### Set exercise
Gather from the listing below each line that includes the word "label", and copy it.

Recorded data:
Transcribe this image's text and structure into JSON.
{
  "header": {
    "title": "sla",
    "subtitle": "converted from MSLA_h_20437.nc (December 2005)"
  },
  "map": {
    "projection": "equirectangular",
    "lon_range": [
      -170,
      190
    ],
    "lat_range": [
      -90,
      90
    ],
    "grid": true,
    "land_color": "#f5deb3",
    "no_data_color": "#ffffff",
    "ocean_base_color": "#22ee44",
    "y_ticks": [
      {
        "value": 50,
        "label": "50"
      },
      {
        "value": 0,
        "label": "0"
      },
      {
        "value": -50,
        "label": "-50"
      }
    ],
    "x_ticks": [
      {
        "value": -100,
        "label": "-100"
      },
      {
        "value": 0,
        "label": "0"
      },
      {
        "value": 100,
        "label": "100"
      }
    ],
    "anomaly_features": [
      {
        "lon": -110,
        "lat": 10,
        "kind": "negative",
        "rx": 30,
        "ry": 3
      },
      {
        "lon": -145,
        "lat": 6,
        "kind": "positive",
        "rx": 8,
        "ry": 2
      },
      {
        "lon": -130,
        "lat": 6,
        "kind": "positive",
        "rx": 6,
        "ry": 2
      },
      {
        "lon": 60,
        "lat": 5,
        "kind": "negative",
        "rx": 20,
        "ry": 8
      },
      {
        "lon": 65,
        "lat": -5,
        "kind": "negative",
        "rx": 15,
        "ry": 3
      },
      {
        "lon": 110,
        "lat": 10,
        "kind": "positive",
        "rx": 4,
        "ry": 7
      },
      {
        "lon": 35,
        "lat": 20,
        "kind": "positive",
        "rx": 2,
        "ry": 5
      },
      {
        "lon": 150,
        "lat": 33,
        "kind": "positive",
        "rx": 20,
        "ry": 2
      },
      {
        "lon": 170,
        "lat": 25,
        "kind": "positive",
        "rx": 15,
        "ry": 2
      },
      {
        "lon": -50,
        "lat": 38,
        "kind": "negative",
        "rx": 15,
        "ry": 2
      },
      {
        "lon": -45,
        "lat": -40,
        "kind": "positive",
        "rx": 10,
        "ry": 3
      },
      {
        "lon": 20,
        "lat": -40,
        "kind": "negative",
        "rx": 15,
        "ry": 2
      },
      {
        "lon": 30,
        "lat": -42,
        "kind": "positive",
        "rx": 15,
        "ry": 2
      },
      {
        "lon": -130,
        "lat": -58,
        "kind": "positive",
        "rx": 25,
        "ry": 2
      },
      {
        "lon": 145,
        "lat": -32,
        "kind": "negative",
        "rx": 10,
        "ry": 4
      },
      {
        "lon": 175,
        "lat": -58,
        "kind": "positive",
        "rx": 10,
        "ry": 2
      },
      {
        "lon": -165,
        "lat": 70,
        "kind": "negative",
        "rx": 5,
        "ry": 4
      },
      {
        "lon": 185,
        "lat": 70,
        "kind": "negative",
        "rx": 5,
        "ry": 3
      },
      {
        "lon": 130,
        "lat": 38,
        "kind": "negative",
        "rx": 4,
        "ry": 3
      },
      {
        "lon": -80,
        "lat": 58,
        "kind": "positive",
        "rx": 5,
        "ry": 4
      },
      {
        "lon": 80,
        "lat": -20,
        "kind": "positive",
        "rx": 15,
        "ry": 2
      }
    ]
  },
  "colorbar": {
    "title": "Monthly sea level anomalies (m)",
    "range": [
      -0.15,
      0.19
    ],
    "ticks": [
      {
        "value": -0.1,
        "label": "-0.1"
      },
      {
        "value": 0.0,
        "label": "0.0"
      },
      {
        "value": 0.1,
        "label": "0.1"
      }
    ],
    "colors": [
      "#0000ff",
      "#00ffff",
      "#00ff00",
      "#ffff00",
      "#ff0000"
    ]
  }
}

### Result of this task
        "label": "50"
        "label": "0"
        "label": "-50"
        "label": "-100"
        "label": "0"
        "label": "100"
        "label": "-0.1"
        "label": "0.0"
        "label": "0.1"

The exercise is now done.